— Begin EXERCISE INPUT —

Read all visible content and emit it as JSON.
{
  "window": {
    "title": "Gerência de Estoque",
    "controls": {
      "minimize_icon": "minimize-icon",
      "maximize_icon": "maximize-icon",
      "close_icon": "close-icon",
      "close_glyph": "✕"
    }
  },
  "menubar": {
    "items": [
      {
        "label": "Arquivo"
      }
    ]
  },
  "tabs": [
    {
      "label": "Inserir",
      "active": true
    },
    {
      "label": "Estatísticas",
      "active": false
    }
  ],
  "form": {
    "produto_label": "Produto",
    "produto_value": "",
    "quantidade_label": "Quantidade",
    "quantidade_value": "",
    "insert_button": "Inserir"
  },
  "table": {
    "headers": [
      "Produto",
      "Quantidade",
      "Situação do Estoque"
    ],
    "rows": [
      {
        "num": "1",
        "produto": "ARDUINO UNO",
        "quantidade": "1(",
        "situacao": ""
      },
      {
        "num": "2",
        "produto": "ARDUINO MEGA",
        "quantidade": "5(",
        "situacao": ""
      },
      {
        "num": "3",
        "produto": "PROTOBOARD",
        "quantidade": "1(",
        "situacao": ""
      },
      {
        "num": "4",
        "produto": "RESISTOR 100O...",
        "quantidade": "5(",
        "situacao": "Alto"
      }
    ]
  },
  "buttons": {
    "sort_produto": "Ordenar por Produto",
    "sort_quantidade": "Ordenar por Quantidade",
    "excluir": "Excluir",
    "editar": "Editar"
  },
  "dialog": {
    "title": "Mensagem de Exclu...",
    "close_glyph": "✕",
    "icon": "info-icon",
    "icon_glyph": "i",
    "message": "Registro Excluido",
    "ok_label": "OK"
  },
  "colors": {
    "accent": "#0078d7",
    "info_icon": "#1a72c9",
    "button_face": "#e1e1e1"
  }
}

— End EXERCISE INPUT —

- WHAT IS REQUIRED
Return the listing above in full, character for character.

- CORRECT ANSWER
Read all visible content and emit it as JSON.
{
  "window": {
    "title": "Gerência de Estoque",
    "controls": {
      "minimize_icon": "minimize-icon",
      "maximize_icon": "maximize-icon",
      "close_icon": "close-icon",
      "close_glyph": "✕"
    }
  },
  "menubar": {
    "items": [
      {
        "label": "Arquivo"
      }
    ]
  },
  "tabs": [
    {
      "label": "Inserir",
      "active": true
    },
    {
      "label": "Estatísticas",
      "active": false
    }
  ],
  "form": {
    "produto_label": "Produto",
    "produto_value": "",
    "quantidade_label": "Quantidade",
    "quantidade_value": "",
    "insert_button": "Inserir"
  },
  "table": {
    "headers": [
      "Produto",
      "Quantidade",
      "Situação do Estoque"
    ],
    "rows": [
      {
        "num": "1",
        "produto": "ARDUINO UNO",
        "quantidade": "1(",
        "situacao": ""
      },
      {
        "num": "2",
        "produto": "ARDUINO MEGA",
        "quantidade": "5(",
        "situacao": ""
      },
      {
        "num": "3",
        "produto": "PROTOBOARD",
        "quantidade": "1(",
        "situacao": ""
      },
      {
        "num": "4",
        "produto": "RESISTOR 100O...",
        "quantidade": "5(",
        "situacao": "Alto"
      }
    ]
  },
  "buttons": {
    "sort_produto": "Ordenar por Produto",
    "sort_quantidade": "Ordenar por Quantidade",
    "excluir": "Excluir",
    "editar": "Editar"
  },
  "dialog": {
    "title": "Mensagem de Exclu...",
    "close_glyph": "✕",
    "icon": "info-icon",
    "icon_glyph": "i",
    "message": "Registro Excluido",
    "ok_label": "OK"
  },
  "colors": {
    "accent": "#0078d7",
    "info_icon": "#1a72c9",
    "button_face": "#e1e1e1"
  }
}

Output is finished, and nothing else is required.